THE EXERCISE>
From the entries below, pull out each line where "Sonic" appears.

TASK INPUT>
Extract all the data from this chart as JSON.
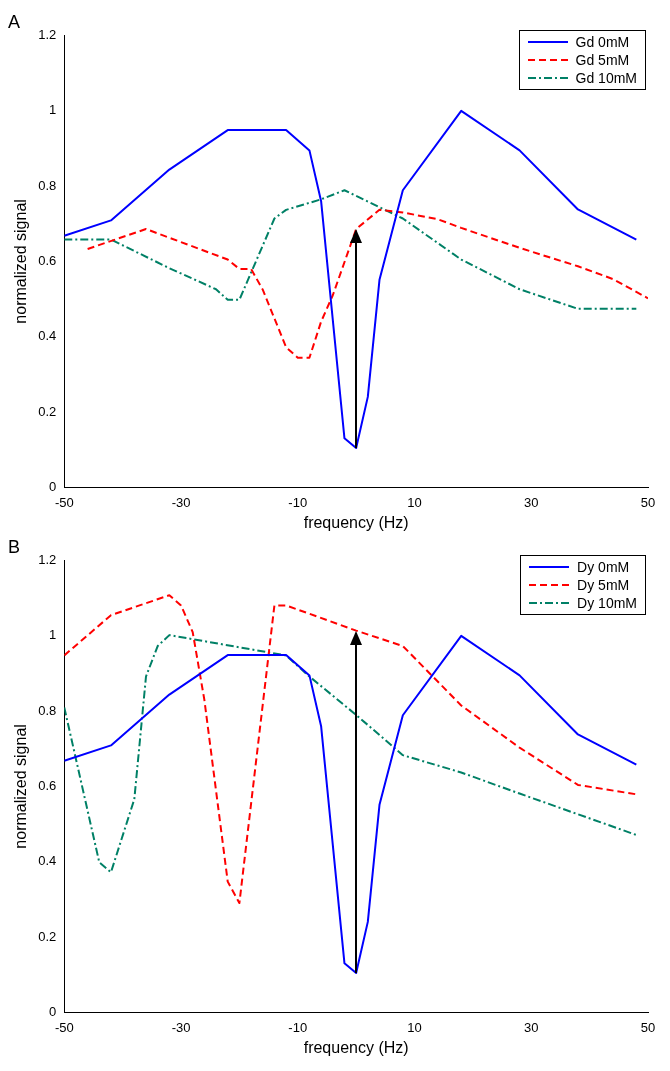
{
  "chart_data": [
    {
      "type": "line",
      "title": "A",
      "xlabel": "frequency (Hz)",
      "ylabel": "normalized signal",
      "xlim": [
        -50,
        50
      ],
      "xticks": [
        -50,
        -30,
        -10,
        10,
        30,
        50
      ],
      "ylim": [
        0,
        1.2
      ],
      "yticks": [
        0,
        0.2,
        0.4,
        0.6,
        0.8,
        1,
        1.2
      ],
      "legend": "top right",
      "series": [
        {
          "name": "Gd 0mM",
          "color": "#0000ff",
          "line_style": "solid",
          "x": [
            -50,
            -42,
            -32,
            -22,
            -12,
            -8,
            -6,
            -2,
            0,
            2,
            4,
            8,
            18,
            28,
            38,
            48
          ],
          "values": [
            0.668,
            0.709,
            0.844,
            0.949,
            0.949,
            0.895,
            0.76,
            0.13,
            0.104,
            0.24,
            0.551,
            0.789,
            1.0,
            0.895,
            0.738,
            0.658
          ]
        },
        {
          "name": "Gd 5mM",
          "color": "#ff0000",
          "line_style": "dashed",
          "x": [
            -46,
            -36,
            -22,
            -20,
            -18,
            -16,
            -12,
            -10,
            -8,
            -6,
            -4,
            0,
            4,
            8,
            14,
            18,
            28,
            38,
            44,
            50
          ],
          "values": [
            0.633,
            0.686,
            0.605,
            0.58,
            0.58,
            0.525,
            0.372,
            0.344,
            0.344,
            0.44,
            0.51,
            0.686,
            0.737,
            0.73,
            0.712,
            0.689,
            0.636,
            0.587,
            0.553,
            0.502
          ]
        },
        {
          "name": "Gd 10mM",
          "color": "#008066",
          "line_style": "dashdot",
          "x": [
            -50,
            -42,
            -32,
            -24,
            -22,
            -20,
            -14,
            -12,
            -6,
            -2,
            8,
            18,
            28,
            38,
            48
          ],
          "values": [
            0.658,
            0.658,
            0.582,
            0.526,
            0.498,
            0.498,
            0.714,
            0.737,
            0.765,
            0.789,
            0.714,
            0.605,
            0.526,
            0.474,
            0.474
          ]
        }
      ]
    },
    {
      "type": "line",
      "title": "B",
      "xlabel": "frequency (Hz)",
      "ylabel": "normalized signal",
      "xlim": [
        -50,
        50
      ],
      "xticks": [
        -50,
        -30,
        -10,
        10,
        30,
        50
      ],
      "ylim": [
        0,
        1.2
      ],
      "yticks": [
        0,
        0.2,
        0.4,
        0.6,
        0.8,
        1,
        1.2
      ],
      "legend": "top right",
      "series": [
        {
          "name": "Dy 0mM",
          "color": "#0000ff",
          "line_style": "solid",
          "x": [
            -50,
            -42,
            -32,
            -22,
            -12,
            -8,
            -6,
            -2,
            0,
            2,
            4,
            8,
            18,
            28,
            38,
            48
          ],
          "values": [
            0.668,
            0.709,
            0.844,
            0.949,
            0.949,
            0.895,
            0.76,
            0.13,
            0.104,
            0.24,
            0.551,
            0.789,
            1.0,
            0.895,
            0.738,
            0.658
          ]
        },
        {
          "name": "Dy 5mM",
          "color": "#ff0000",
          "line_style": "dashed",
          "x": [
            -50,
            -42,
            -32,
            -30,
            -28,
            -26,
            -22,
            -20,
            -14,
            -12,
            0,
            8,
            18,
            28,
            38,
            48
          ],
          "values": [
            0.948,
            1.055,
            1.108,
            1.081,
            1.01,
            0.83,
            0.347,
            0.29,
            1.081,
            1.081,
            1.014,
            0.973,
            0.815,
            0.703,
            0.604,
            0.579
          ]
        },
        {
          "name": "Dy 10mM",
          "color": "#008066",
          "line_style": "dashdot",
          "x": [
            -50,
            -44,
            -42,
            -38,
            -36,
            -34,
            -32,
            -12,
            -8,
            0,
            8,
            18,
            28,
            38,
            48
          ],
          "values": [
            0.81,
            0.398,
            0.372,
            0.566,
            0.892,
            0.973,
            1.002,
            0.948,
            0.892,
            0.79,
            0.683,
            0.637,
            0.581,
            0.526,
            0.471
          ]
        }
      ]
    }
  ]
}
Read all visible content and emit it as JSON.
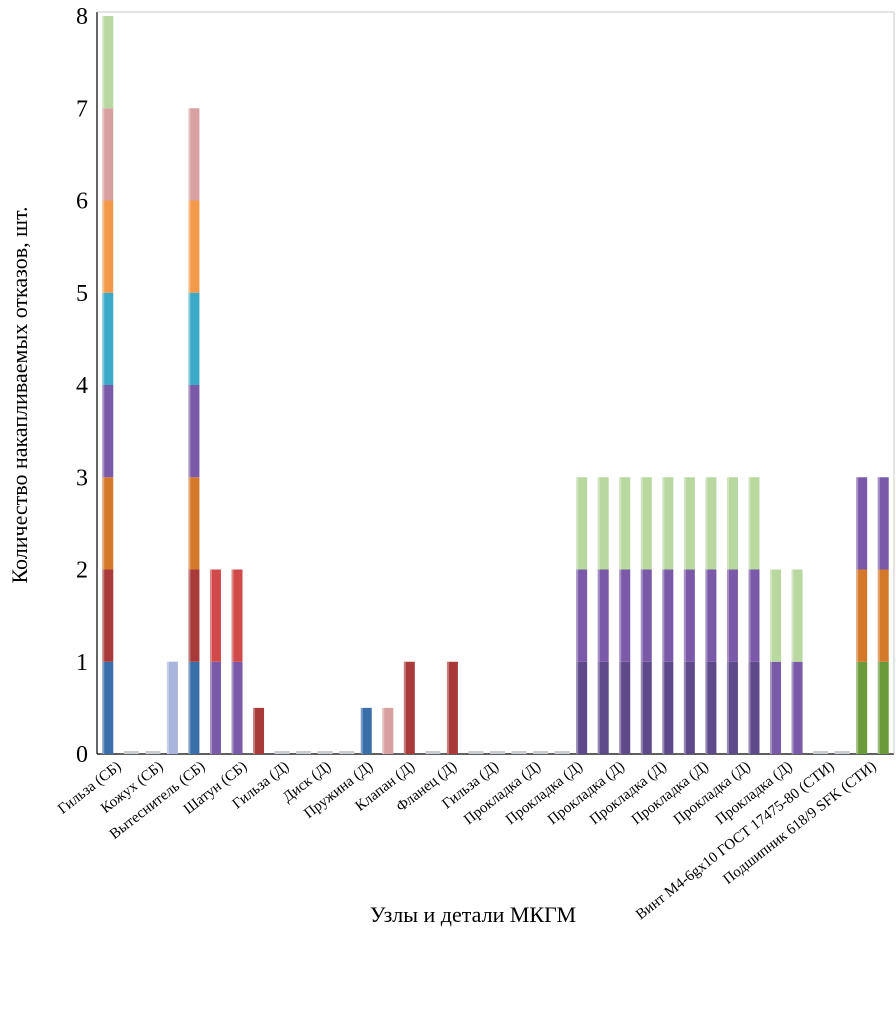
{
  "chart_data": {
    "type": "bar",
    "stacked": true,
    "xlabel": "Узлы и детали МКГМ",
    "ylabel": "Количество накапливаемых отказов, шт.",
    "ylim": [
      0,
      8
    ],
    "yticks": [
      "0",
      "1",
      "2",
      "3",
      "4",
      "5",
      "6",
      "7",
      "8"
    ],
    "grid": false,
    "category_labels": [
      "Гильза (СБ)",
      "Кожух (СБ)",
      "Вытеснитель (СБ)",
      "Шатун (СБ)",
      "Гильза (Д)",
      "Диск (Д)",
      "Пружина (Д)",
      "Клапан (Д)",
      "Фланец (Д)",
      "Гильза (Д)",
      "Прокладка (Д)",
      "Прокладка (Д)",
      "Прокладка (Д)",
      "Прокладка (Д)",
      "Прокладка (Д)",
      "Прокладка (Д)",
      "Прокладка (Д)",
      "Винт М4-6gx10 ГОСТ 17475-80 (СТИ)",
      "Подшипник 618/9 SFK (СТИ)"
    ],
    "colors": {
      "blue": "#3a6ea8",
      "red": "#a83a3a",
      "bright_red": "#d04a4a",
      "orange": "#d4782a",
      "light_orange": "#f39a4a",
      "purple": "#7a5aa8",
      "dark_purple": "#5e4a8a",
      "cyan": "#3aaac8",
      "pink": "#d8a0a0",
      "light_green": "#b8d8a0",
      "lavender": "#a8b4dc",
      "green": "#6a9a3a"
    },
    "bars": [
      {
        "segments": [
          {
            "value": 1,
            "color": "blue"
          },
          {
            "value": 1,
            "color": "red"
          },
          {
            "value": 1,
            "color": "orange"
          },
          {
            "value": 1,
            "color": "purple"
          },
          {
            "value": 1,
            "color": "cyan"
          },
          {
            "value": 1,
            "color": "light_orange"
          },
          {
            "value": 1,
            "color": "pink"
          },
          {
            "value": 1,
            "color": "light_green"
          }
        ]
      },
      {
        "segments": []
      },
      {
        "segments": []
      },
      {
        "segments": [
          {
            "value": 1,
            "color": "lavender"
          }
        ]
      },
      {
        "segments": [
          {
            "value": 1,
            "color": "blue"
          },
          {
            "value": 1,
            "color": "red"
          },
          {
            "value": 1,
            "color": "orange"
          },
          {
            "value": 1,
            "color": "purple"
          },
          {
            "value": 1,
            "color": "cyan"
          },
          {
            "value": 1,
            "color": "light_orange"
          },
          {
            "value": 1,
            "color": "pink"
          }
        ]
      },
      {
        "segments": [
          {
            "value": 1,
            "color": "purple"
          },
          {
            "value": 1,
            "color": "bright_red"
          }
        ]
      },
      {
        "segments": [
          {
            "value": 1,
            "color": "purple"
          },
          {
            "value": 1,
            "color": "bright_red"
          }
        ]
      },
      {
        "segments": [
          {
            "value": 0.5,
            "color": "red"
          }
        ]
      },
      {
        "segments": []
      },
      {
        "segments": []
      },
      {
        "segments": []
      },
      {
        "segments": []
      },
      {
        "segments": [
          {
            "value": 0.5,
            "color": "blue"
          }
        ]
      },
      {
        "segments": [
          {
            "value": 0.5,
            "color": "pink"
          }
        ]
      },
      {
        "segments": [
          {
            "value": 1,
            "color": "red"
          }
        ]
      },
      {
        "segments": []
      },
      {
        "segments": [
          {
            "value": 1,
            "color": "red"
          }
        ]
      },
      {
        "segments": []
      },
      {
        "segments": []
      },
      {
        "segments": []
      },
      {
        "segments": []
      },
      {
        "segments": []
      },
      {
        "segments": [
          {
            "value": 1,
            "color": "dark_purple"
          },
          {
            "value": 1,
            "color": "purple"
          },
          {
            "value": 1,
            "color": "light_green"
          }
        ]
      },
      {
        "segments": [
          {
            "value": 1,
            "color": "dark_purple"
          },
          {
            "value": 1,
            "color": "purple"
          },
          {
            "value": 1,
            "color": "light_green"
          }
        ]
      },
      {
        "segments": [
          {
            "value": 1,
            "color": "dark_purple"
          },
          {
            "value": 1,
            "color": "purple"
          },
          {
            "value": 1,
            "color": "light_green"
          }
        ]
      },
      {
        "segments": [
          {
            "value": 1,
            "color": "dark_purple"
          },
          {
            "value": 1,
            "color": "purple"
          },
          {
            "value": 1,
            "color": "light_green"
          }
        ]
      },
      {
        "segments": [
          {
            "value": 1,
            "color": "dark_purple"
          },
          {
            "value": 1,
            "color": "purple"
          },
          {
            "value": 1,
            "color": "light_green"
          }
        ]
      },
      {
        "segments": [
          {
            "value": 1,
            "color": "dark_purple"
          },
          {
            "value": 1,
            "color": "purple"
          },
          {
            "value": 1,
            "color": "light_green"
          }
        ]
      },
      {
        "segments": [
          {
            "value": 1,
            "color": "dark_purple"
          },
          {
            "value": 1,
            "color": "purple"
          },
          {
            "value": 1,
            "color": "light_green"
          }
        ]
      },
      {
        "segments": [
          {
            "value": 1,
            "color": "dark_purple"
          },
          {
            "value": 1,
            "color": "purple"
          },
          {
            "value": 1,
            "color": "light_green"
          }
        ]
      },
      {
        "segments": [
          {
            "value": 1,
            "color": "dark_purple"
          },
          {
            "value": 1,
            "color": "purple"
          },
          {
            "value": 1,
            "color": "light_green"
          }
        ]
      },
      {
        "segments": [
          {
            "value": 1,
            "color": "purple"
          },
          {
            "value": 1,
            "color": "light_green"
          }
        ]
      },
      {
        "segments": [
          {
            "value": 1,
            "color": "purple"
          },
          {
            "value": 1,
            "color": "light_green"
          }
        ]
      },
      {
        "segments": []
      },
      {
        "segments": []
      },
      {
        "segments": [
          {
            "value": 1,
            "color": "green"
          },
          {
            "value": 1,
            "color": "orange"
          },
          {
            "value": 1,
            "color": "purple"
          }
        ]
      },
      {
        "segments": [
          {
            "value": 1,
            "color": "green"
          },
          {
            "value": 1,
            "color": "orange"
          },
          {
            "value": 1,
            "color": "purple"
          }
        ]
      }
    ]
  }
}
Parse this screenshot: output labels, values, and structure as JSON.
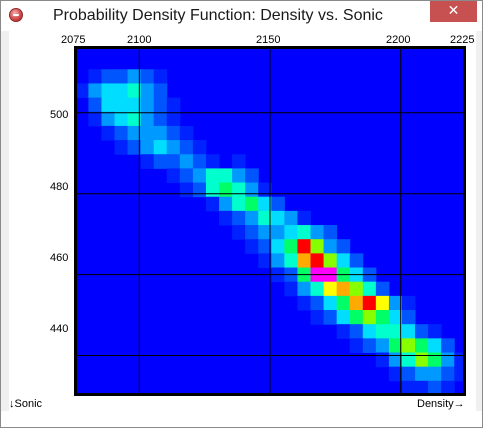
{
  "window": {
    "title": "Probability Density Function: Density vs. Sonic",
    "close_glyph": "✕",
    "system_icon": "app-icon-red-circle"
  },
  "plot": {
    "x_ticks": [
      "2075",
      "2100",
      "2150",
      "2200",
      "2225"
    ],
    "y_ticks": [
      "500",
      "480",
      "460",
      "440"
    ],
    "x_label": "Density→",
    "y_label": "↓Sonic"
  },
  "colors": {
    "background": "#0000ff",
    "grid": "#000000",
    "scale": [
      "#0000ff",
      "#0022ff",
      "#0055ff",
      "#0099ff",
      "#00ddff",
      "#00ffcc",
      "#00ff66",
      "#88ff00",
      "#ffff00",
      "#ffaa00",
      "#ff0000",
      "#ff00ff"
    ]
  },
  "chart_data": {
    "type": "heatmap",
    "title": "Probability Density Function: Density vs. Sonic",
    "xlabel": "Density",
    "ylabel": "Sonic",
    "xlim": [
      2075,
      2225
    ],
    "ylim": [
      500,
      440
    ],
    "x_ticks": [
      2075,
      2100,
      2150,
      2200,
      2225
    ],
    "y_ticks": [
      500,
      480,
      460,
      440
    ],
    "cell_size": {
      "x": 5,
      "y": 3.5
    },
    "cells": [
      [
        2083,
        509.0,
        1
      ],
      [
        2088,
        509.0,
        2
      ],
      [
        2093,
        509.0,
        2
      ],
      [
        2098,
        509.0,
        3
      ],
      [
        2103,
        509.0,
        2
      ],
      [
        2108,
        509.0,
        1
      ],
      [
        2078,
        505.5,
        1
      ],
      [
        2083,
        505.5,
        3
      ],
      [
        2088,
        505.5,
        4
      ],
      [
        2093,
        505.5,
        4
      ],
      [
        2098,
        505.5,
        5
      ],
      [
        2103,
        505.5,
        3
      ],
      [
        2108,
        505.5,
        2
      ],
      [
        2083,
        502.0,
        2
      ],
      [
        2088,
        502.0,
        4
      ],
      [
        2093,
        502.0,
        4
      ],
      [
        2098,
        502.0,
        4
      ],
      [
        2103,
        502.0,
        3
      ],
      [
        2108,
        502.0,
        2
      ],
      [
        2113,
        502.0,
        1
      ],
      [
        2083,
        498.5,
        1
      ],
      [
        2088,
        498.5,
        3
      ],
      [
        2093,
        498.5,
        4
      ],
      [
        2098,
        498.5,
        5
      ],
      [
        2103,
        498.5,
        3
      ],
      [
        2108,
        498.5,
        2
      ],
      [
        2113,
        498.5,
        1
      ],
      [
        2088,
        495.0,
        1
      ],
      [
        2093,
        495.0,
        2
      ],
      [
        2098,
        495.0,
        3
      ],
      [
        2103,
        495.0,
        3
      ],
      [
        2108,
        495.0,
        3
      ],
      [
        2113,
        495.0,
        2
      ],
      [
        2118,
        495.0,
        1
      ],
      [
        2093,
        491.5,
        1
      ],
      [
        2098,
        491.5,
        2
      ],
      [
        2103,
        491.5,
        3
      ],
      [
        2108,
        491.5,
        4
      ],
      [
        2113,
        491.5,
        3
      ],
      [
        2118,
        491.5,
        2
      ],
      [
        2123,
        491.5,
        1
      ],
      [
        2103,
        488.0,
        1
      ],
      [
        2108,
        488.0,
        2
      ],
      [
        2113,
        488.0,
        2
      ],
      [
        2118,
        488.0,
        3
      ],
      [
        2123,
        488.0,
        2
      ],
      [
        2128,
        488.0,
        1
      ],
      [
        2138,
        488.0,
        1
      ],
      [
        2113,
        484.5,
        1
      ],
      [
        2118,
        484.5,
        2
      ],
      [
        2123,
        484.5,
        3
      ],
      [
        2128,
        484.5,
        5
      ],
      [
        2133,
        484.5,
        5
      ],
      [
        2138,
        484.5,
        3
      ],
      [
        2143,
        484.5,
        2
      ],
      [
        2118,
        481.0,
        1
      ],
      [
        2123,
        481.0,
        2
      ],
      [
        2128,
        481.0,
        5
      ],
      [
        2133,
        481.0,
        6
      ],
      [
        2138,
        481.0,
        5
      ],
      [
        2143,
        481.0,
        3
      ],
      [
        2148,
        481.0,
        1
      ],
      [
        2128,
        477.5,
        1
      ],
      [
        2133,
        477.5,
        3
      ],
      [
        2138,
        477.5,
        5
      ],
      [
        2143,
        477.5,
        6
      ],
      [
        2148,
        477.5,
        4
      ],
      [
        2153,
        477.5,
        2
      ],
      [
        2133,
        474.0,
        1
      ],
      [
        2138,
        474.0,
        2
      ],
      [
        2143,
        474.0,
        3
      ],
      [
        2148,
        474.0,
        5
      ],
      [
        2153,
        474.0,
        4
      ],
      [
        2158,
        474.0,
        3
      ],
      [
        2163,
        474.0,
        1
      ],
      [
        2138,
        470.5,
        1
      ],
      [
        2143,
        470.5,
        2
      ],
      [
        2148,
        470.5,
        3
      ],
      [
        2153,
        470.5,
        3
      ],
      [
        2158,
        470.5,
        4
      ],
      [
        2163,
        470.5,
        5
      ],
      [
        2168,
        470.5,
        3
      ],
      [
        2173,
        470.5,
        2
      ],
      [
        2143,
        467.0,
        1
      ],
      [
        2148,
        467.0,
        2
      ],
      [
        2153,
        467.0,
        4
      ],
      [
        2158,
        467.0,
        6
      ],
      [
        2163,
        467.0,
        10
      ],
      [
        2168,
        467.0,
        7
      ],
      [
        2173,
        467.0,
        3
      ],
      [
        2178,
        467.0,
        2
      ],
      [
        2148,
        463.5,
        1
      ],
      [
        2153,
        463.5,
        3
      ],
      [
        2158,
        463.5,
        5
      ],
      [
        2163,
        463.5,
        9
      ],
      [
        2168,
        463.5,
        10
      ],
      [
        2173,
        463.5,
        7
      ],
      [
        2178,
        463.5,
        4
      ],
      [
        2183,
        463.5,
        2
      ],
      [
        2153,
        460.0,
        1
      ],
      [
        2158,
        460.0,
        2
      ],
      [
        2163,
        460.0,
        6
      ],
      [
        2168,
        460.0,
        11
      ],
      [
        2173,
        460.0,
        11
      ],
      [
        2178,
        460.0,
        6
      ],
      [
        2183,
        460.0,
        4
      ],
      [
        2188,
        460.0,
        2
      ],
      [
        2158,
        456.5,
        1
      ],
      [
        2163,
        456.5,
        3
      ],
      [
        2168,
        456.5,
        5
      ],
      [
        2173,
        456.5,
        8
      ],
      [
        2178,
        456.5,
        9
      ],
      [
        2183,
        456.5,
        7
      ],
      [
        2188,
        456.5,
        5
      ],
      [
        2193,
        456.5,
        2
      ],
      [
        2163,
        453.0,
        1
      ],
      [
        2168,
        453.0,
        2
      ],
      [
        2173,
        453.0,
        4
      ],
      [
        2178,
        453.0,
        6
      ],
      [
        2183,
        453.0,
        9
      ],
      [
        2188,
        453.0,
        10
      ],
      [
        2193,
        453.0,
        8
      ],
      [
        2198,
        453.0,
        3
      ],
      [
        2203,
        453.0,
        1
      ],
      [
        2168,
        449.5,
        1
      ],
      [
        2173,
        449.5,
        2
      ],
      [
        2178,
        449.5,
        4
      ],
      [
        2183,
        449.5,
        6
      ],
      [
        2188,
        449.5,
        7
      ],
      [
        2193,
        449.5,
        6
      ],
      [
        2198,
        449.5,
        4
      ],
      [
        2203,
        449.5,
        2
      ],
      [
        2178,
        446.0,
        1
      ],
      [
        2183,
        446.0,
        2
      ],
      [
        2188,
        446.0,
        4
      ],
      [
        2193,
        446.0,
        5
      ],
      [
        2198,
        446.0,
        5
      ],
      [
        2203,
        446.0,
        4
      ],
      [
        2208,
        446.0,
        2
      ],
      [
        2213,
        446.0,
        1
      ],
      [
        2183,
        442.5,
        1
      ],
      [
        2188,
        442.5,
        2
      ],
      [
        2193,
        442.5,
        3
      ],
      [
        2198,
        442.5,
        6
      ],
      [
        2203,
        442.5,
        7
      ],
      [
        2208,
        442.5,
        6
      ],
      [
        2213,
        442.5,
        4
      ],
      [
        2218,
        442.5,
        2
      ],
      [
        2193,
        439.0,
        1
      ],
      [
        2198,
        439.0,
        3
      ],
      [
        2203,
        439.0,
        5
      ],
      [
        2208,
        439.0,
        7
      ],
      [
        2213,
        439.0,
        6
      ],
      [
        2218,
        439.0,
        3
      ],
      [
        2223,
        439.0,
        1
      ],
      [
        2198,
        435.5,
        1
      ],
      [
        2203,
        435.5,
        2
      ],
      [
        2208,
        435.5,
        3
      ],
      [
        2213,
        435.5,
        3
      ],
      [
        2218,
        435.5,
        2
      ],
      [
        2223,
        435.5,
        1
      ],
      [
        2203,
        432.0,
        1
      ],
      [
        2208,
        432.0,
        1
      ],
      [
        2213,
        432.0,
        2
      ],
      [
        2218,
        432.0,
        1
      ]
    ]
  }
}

TASK RESPONSE>
    "title": "Probability Density Function: Density vs. Sonic",
    "y_label": "↓Sonic"
    "title": "Probability Density Function: Density vs. Sonic",
    "ylabel": "Sonic",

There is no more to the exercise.